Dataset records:
________________________

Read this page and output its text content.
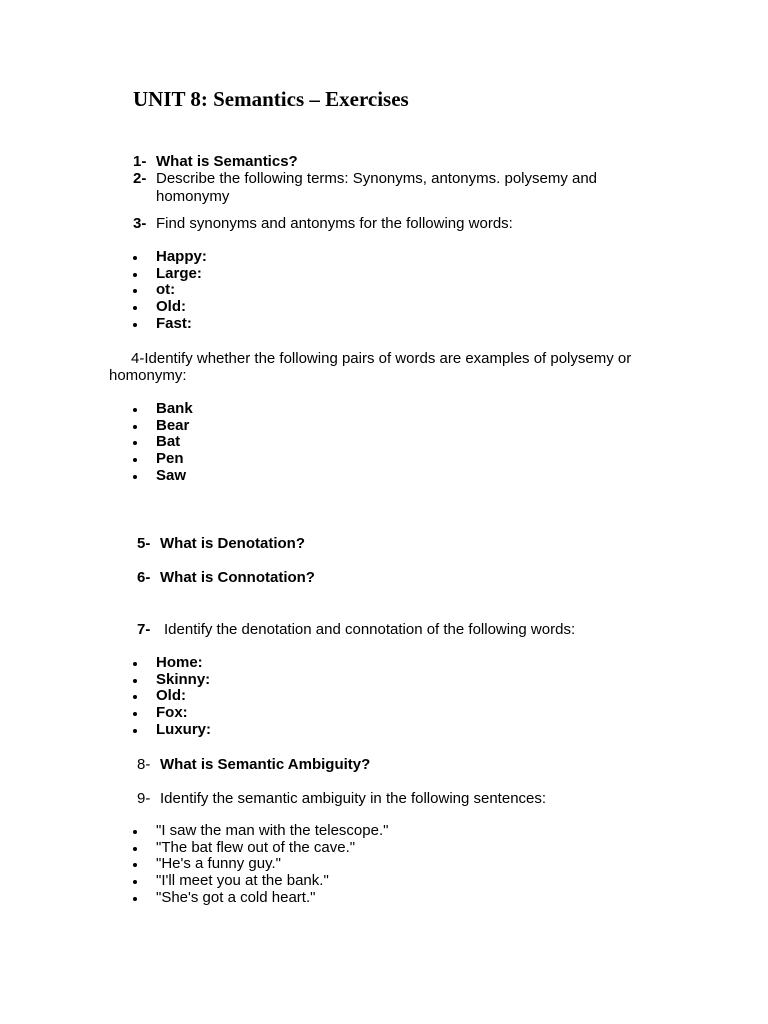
UNIT 8: Semantics – Exercises
1- What is Semantics?
2- Describe the following terms: Synonyms, antonyms. polysemy and
homonymy
3- Find synonyms and antonyms for the following words:
Happy:
Large:
ot:
Old:
Fast:
4-Identify whether the following pairs of words are examples of polysemy or
homonymy:
Bank
Bear
Bat
Pen
Saw
5- What is Denotation?
6- What is Connotation?
7- Identify the denotation and connotation of the following words:
Home:
Skinny:
Old:
Fox:
Luxury:
8- What is Semantic Ambiguity?
9- Identify the semantic ambiguity in the following sentences:
"I saw the man with the telescope."
"The bat flew out of the cave."
"He's a funny guy."
"I'll meet you at the bank."
"She's got a cold heart."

________________________

§ Exercise instructions:
Within the data above, pick out all lines holding the word "What".

§ Expected answer:
1- What is Semantics?
5- What is Denotation?
6- What is Connotation?
8- What is Semantic Ambiguity?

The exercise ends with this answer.